** BEGIN **

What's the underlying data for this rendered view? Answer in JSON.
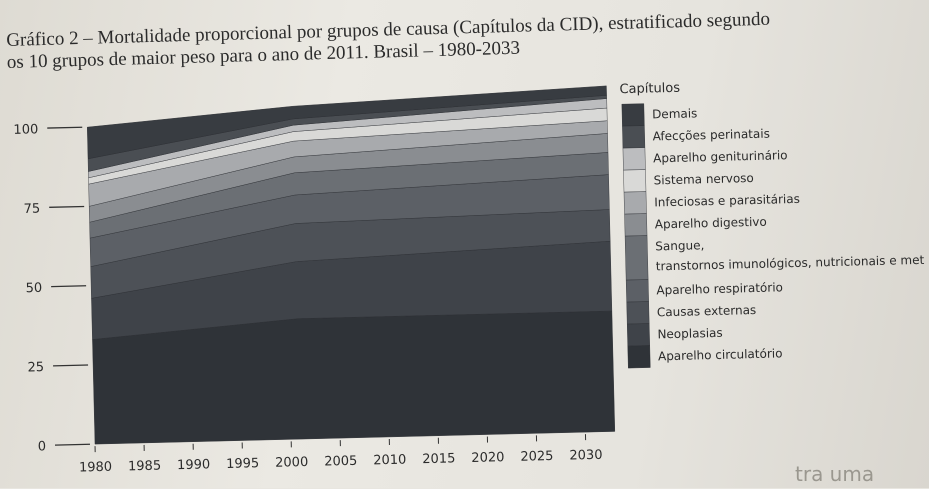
{
  "caption": {
    "line1": "Gráfico 2 – Mortalidade proporcional por grupos de causa (Capítulos da CID), estratificado segundo",
    "line2": "os 10 grupos de maior peso para o ano de 2011. Brasil – 1980-2033"
  },
  "footer_fragment": "tra uma",
  "chart_data": {
    "type": "area",
    "stacked": true,
    "x": [
      1980,
      2001,
      2033
    ],
    "xticks": [
      "1980",
      "1985",
      "1990",
      "1995",
      "2000",
      "2005",
      "2010",
      "2015",
      "2020",
      "2025",
      "2030"
    ],
    "xlim": [
      1980,
      2033
    ],
    "ylim": [
      0,
      105
    ],
    "yticks": [
      "0",
      "25",
      "50",
      "75",
      "100"
    ],
    "legend_title": "Capítulos",
    "legend_position": "right",
    "grid": false,
    "series": [
      {
        "name": "Aparelho circulatório",
        "values": [
          33,
          38,
          38
        ],
        "color": "#2f3338"
      },
      {
        "name": "Neoplasias",
        "values": [
          13,
          18,
          22
        ],
        "color": "#3f4349"
      },
      {
        "name": "Causas externas",
        "values": [
          10,
          12,
          10
        ],
        "color": "#4d5157"
      },
      {
        "name": "Aparelho respiratório",
        "values": [
          9,
          9,
          11
        ],
        "color": "#5c6066"
      },
      {
        "name": "Sangue, transtornos imunológicos, nutricionais e metabólicos",
        "values": [
          5,
          7,
          7
        ],
        "color": "#6b6f74"
      },
      {
        "name": "Aparelho digestivo",
        "values": [
          5,
          5,
          6
        ],
        "color": "#8a8d91"
      },
      {
        "name": "Infeciosas e parasitárias",
        "values": [
          7,
          5,
          4
        ],
        "color": "#a8aaad"
      },
      {
        "name": "Sistema nervoso",
        "values": [
          2,
          3,
          4
        ],
        "color": "#d9d9d7"
      },
      {
        "name": "Aparelho geniturinário",
        "values": [
          2,
          2,
          3
        ],
        "color": "#bcbdbf"
      },
      {
        "name": "Afecções perinatais",
        "values": [
          4,
          2,
          1
        ],
        "color": "#4a4e53"
      },
      {
        "name": "Demais",
        "values": [
          10,
          4,
          3
        ],
        "color": "#383c41"
      }
    ]
  }
}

** END **

§ **PROBLEM DETAILS**
Please list every line of the records that contains "Aparelho".

§ **WRITTEN RESPONSE**
        "name": "Aparelho circulatório",
        "name": "Aparelho respiratório",
        "name": "Aparelho digestivo",
        "name": "Aparelho geniturinário",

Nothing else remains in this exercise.